Pick out all lines of the entries that include the word "бюджету" and copy them.
##### Records shown #####
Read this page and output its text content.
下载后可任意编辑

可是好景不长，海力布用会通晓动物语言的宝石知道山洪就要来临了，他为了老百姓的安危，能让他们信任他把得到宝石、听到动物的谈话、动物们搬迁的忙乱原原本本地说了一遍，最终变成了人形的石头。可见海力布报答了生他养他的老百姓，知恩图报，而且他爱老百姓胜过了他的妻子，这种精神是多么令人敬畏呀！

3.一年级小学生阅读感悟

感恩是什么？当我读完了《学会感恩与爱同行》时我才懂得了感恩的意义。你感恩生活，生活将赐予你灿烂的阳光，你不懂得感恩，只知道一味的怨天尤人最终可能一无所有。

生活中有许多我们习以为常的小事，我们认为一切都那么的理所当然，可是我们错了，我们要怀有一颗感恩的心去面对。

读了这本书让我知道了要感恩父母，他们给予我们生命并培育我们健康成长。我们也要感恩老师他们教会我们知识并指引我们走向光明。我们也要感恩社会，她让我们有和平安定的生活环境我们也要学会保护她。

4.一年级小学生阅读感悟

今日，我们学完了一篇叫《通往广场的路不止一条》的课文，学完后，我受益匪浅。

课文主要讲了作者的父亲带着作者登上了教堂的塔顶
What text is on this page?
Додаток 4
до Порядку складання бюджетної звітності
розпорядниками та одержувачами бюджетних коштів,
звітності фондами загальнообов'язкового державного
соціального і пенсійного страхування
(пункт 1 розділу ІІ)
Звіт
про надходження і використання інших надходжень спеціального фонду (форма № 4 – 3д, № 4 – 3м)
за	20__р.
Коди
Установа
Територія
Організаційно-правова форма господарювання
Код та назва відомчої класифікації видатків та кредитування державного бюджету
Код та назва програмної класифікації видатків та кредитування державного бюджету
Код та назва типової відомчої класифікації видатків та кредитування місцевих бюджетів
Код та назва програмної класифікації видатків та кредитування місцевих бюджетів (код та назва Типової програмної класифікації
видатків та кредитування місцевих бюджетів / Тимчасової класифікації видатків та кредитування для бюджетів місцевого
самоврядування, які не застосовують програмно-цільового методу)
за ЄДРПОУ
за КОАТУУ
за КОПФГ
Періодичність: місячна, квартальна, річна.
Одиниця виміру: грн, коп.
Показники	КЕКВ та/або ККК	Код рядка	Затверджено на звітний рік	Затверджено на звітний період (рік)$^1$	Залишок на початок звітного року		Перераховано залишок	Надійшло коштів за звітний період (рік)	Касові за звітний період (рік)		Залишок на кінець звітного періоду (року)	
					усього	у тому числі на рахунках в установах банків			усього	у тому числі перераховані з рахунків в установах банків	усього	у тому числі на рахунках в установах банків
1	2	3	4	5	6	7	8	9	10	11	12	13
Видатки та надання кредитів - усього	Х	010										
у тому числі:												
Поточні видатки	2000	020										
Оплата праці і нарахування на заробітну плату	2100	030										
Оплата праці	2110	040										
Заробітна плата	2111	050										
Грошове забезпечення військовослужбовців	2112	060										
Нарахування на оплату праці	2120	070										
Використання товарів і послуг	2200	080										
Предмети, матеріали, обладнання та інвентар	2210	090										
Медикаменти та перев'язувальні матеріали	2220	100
#####
- [Answer]:
Код та назва відомчої класифікації видатків та кредитування державного бюджету
Код та назва програмної класифікації видатків та кредитування державного бюджету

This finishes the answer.